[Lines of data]
# # # # # # #

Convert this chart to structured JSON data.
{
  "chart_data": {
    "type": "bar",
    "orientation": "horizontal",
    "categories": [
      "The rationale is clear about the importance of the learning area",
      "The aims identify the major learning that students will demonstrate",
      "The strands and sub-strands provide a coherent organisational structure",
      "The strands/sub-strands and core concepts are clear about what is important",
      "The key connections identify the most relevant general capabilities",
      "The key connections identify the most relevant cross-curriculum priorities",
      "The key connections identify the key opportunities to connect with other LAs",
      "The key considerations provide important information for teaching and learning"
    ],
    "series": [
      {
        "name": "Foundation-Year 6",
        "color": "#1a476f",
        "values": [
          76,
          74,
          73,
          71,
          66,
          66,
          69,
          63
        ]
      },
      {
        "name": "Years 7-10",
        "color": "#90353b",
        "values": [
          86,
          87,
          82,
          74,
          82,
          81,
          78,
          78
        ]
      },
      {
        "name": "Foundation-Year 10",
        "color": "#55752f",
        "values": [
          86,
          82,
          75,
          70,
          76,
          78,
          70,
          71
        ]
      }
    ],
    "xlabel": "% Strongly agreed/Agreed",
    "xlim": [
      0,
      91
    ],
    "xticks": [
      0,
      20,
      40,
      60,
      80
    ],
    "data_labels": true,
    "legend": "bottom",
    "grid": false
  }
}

# # # # # # #

[WHAT YOU HAVE TO DO] Find every line that holds "relevant" and copy it.

[REPLY]
      "The key connections identify the most relevant general capabilities",
      "The key connections identify the most relevant cross-curriculum priorities",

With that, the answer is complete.